*Task instructions*:
Please transcribe the listing below in full and word for word, without its pictures.

((

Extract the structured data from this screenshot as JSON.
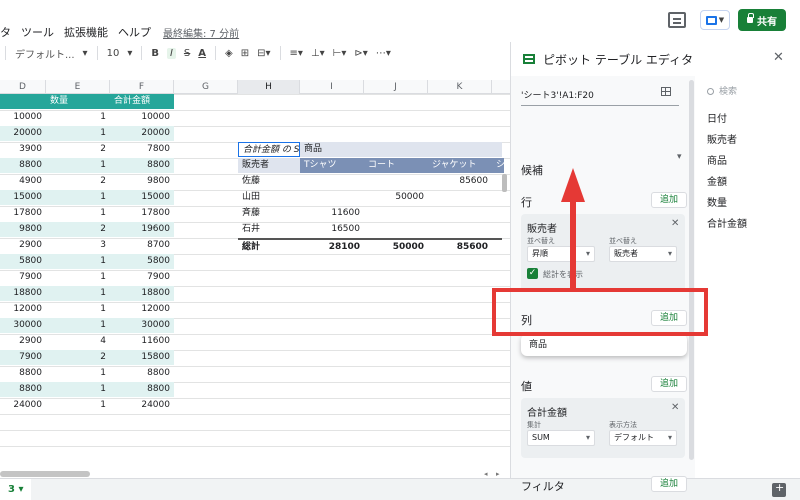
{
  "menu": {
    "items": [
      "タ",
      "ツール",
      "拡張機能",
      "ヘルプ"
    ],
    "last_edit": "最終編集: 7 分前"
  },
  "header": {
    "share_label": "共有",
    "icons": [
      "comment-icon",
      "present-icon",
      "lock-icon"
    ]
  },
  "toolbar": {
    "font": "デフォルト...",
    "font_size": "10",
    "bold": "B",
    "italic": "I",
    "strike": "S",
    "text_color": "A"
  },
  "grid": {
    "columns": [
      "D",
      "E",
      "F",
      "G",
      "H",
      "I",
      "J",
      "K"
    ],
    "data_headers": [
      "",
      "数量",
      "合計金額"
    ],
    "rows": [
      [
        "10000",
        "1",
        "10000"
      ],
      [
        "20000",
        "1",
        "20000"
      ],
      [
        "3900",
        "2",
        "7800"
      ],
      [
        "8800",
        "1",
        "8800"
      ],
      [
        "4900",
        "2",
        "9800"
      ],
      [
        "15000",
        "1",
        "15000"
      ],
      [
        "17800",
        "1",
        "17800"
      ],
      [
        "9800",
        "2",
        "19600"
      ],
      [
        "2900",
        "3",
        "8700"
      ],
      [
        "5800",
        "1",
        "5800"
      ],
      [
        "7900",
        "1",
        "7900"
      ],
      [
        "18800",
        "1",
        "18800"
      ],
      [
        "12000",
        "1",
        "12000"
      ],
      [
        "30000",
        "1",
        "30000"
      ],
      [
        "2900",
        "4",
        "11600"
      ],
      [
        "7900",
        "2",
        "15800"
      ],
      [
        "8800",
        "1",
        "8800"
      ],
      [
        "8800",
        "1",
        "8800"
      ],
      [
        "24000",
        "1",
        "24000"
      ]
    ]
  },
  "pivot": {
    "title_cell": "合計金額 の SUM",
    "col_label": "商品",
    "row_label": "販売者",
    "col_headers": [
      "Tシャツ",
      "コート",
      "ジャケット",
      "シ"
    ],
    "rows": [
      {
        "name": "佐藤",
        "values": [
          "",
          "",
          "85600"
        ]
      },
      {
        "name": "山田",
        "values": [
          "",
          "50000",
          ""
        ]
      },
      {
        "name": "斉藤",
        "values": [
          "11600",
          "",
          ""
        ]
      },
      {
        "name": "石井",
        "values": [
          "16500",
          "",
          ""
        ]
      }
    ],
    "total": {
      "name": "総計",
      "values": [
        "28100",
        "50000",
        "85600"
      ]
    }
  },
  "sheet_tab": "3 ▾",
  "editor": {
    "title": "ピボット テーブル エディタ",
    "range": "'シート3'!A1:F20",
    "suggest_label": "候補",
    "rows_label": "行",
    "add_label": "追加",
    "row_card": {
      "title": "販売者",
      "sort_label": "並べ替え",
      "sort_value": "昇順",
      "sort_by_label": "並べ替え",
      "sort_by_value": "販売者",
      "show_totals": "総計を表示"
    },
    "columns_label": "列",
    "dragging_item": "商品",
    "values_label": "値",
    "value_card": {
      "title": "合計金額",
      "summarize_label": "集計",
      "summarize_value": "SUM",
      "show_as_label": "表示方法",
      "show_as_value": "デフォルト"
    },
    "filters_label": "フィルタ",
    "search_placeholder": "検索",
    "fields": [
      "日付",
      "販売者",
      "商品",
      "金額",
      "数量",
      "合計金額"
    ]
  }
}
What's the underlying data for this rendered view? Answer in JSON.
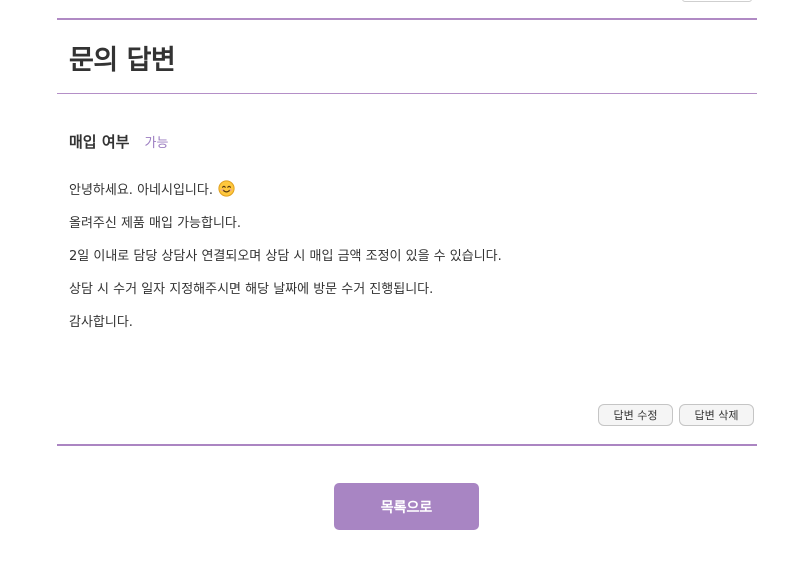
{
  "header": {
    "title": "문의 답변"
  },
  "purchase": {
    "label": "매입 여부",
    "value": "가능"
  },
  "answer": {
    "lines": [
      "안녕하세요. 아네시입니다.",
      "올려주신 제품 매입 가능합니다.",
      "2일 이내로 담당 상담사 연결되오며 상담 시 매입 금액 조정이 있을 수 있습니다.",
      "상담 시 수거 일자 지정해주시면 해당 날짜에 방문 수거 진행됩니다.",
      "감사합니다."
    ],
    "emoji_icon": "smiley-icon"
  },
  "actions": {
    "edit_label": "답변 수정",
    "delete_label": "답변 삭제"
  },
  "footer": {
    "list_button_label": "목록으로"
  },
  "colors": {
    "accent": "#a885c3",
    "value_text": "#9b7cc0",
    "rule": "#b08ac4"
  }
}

))

*Task response*:
Extract the structured data from this screenshot as JSON.
{
  "menu": {
    "items": [
      "タ",
      "ツール",
      "拡張機能",
      "ヘルプ"
    ],
    "last_edit": "最終編集: 7 分前"
  },
  "header": {
    "share_label": "共有",
    "icons": [
      "comment-icon",
      "present-icon",
      "lock-icon"
    ]
  },
  "toolbar": {
    "font": "デフォルト...",
    "font_size": "10",
    "bold": "B",
    "italic": "I",
    "strike": "S",
    "text_color": "A"
  },
  "grid": {
    "columns": [
      "D",
      "E",
      "F",
      "G",
      "H",
      "I",
      "J",
      "K"
    ],
    "data_headers": [
      "",
      "数量",
      "合計金額"
    ],
    "rows": [
      [
        "10000",
        "1",
        "10000"
      ],
      [
        "20000",
        "1",
        "20000"
      ],
      [
        "3900",
        "2",
        "7800"
      ],
      [
        "8800",
        "1",
        "8800"
      ],
      [
        "4900",
        "2",
        "9800"
      ],
      [
        "15000",
        "1",
        "15000"
      ],
      [
        "17800",
        "1",
        "17800"
      ],
      [
        "9800",
        "2",
        "19600"
      ],
      [
        "2900",
        "3",
        "8700"
      ],
      [
        "5800",
        "1",
        "5800"
      ],
      [
        "7900",
        "1",
        "7900"
      ],
      [
        "18800",
        "1",
        "18800"
      ],
      [
        "12000",
        "1",
        "12000"
      ],
      [
        "30000",
        "1",
        "30000"
      ],
      [
        "2900",
        "4",
        "11600"
      ],
      [
        "7900",
        "2",
        "15800"
      ],
      [
        "8800",
        "1",
        "8800"
      ],
      [
        "8800",
        "1",
        "8800"
      ],
      [
        "24000",
        "1",
        "24000"
      ]
    ]
  },
  "pivot": {
    "title_cell": "合計金額 の SUM",
    "col_label": "商品",
    "row_label": "販売者",
    "col_headers": [
      "Tシャツ",
      "コート",
      "ジャケット",
      "シ"
    ],
    "rows": [
      {
        "name": "佐藤",
        "values": [
          "",
          "",
          "85600"
        ]
      },
      {
        "name": "山田",
        "values": [
          "",
          "50000",
          ""
        ]
      },
      {
        "name": "斉藤",
        "values": [
          "11600",
          "",
          ""
        ]
      },
      {
        "name": "石井",
        "values": [
          "16500",
          "",
          ""
        ]
      }
    ],
    "total": {
      "name": "総計",
      "values": [
        "28100",
        "50000",
        "85600"
      ]
    }
  },
  "sheet_tab": "3 ▾",
  "editor": {
    "title": "ピボット テーブル エディタ",
    "range": "'シート3'!A1:F20",
    "suggest_label": "候補",
    "rows_label": "行",
    "add_label": "追加",
    "row_card": {
      "title": "販売者",
      "sort_label": "並べ替え",
      "sort_value": "昇順",
      "sort_by_label": "並べ替え",
      "sort_by_value": "販売者",
      "show_totals": "総計を表示"
    },
    "columns_label": "列",
    "dragging_item": "商品",
    "values_label": "値",
    "value_card": {
      "title": "合計金額",
      "summarize_label": "集計",
      "summarize_value": "SUM",
      "show_as_label": "表示方法",
      "show_as_value": "デフォルト"
    },
    "filters_label": "フィルタ",
    "search_placeholder": "検索",
    "fields": [
      "日付",
      "販売者",
      "商品",
      "金額",
      "数量",
      "合計金額"
    ]
  }
}
What's the underlying data for this rendered view? Answer in JSON.
{
  "header": {
    "title": "문의 답변"
  },
  "purchase": {
    "label": "매입 여부",
    "value": "가능"
  },
  "answer": {
    "lines": [
      "안녕하세요. 아네시입니다.",
      "올려주신 제품 매입 가능합니다.",
      "2일 이내로 담당 상담사 연결되오며 상담 시 매입 금액 조정이 있을 수 있습니다.",
      "상담 시 수거 일자 지정해주시면 해당 날짜에 방문 수거 진행됩니다.",
      "감사합니다."
    ],
    "emoji_icon": "smiley-icon"
  },
  "actions": {
    "edit_label": "답변 수정",
    "delete_label": "답변 삭제"
  },
  "footer": {
    "list_button_label": "목록으로"
  },
  "colors": {
    "accent": "#a885c3",
    "value_text": "#9b7cc0",
    "rule": "#b08ac4"
  }
}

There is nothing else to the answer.